══ MATERIAL SUPPLIED

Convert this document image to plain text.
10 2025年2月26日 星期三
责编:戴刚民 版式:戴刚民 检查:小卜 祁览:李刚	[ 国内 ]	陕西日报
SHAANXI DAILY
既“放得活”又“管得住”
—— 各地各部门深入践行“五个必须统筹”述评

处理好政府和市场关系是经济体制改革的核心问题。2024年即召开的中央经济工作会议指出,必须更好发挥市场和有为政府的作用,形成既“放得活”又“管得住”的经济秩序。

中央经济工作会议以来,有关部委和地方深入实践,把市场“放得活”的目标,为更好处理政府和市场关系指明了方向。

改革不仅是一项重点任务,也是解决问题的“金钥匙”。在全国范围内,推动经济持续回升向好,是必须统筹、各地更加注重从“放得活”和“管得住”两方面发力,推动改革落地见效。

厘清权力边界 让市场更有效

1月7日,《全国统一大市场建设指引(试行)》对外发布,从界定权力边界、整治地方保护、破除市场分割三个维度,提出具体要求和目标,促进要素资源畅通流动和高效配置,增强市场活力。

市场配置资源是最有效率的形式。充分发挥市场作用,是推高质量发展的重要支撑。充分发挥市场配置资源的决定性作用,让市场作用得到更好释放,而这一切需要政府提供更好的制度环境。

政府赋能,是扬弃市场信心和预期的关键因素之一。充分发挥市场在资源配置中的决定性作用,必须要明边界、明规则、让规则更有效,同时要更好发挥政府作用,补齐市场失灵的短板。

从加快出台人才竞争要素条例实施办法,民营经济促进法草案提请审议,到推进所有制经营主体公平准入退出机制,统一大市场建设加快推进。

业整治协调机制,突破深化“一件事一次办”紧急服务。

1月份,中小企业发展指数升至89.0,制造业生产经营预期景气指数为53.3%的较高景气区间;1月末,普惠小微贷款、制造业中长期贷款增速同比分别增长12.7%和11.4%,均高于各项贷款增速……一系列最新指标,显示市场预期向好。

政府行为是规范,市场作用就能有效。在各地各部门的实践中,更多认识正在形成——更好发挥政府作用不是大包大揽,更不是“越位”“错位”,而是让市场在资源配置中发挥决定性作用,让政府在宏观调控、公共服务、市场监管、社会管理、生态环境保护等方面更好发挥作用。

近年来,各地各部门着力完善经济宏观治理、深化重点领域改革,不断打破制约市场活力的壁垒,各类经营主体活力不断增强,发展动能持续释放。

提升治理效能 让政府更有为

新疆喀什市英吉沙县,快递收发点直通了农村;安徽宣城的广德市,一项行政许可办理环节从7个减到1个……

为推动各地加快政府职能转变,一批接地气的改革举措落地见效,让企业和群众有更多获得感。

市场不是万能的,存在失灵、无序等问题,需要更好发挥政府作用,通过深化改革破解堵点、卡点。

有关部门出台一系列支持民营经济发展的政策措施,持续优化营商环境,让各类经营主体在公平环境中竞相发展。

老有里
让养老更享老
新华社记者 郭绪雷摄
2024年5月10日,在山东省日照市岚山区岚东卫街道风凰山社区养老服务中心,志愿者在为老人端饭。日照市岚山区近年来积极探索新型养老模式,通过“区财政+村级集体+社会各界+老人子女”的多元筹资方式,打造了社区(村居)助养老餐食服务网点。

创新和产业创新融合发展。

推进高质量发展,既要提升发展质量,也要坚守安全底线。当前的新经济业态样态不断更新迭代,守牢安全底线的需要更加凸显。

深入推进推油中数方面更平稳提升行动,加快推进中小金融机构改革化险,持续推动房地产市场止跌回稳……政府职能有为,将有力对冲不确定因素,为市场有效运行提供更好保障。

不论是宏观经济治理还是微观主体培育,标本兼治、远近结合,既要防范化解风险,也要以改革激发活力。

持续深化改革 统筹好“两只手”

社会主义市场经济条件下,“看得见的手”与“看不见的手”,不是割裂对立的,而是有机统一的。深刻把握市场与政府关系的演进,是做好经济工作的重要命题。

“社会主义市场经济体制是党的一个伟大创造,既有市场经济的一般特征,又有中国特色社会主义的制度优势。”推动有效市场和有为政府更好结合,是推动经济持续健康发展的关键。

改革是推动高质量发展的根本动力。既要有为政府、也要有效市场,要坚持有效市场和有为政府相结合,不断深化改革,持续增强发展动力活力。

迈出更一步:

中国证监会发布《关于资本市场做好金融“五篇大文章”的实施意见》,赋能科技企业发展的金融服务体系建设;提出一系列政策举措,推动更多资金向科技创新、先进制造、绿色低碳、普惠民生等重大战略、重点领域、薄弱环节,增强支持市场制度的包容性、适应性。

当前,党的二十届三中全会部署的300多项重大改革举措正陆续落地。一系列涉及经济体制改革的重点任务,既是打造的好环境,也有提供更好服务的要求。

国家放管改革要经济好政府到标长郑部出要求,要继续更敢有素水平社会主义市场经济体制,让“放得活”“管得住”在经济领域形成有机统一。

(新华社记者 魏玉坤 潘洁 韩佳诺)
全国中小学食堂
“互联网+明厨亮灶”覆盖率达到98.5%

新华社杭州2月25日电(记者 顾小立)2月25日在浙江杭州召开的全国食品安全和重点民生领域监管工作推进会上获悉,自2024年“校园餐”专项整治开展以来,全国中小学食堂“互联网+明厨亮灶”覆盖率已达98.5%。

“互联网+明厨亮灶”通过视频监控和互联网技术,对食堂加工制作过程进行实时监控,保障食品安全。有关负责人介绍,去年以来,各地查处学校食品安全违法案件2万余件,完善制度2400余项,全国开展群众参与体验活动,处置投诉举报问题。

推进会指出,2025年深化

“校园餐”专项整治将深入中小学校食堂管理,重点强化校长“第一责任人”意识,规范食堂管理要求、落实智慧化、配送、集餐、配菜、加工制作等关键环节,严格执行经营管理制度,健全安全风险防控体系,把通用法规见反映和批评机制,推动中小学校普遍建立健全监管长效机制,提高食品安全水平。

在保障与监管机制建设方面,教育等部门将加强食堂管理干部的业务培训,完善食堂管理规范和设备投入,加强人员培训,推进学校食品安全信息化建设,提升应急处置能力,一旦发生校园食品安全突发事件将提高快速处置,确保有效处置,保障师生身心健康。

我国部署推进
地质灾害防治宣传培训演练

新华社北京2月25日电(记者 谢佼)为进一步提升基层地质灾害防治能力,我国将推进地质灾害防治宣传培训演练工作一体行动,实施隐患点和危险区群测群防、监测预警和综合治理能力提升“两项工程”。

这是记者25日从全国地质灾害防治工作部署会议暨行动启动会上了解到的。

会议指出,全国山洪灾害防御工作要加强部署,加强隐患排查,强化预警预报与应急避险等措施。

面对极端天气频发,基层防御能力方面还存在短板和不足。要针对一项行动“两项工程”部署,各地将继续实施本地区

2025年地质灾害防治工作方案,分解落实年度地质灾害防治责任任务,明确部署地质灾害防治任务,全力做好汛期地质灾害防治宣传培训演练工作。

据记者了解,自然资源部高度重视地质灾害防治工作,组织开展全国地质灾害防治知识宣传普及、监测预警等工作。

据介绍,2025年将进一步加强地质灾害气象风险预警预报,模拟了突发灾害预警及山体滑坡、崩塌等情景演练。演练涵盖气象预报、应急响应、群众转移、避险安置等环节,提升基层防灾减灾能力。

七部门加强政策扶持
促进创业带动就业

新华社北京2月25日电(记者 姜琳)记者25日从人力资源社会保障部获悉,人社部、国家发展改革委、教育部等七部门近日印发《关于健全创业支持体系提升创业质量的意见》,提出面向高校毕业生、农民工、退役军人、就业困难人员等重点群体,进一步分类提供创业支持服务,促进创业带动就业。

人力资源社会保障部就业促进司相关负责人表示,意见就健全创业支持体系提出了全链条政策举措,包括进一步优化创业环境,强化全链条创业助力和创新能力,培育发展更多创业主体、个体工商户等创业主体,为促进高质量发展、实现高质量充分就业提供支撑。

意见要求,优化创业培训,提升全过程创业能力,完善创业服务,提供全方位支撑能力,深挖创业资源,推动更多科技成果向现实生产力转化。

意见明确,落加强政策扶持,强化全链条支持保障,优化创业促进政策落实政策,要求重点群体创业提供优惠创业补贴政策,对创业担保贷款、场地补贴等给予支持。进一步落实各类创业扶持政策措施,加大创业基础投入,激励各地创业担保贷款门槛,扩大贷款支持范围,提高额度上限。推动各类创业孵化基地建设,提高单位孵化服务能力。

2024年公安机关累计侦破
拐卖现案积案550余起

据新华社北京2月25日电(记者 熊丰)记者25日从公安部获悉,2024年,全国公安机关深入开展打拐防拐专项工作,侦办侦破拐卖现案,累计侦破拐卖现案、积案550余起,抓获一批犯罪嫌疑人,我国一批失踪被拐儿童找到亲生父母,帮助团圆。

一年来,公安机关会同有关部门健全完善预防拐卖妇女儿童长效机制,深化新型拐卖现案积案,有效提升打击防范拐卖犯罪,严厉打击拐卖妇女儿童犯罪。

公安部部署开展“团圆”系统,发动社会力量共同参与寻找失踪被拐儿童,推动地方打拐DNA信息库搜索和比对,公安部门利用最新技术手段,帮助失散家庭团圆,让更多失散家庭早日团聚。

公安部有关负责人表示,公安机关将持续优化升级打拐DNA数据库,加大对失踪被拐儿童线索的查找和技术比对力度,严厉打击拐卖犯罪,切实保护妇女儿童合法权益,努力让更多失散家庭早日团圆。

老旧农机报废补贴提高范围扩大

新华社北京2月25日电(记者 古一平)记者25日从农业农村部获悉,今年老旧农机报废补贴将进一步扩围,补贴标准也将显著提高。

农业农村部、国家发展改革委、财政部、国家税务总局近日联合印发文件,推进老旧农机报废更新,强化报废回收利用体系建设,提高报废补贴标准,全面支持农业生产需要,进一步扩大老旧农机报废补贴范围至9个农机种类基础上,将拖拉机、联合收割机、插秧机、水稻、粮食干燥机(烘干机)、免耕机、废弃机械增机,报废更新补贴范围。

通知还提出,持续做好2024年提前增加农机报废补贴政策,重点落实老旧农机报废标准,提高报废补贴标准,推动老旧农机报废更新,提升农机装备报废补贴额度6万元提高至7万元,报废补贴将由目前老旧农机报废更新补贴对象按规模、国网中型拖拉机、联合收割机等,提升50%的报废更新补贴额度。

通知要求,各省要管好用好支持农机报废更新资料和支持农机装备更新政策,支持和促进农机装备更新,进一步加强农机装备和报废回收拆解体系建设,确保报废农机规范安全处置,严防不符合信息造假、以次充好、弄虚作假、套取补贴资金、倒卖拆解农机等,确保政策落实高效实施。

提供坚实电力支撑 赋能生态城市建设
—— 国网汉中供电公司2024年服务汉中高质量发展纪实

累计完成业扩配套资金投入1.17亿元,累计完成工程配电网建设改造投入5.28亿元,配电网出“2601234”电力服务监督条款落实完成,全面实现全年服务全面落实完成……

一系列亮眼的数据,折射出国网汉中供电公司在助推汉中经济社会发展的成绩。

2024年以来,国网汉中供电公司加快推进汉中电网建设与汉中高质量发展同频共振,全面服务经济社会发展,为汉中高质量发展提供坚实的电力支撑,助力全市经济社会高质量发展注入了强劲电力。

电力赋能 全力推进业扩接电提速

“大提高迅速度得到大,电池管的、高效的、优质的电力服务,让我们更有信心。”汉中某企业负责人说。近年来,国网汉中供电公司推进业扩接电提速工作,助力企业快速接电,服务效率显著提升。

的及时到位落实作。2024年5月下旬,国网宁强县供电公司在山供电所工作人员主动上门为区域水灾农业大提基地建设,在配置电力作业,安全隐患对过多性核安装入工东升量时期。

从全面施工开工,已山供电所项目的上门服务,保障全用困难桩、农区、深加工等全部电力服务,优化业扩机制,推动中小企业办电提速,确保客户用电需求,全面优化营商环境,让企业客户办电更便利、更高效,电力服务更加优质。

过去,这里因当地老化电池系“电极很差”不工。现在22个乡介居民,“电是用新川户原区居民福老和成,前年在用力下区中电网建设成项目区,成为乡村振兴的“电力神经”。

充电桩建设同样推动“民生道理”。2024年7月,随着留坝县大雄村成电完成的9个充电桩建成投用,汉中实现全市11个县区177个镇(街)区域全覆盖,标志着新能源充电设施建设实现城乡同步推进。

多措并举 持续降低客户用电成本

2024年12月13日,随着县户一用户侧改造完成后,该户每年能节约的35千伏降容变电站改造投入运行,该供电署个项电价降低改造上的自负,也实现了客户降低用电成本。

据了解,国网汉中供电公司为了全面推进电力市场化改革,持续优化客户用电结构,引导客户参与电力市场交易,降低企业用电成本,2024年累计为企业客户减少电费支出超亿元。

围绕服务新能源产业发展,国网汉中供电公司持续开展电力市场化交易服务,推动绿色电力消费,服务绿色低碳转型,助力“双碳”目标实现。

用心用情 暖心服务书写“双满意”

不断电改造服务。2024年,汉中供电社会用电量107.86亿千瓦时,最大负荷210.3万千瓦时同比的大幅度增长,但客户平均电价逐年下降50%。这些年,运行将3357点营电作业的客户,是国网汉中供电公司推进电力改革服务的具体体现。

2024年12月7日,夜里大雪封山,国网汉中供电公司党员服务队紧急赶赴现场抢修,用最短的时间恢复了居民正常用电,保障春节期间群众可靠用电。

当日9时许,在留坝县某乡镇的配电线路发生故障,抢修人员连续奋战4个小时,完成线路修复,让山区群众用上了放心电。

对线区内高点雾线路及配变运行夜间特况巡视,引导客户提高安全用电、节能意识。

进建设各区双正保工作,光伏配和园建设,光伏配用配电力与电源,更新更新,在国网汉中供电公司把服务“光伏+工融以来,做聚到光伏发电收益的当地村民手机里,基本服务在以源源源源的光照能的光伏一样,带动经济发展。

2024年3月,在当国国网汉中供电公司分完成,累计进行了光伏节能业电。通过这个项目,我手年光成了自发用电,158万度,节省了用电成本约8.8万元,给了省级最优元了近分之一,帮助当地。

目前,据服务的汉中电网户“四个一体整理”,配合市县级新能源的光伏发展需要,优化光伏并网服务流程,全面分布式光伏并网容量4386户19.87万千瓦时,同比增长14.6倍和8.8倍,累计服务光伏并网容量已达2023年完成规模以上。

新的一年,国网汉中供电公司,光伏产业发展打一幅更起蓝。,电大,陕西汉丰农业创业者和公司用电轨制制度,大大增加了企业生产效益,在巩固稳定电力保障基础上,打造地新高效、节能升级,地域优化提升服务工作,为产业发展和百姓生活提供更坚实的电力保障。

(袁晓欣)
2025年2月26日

════

Give the count of lines containing "全国中小学食堂", with no added text.

* [SOLUTION TO THIS EXERCISE] 2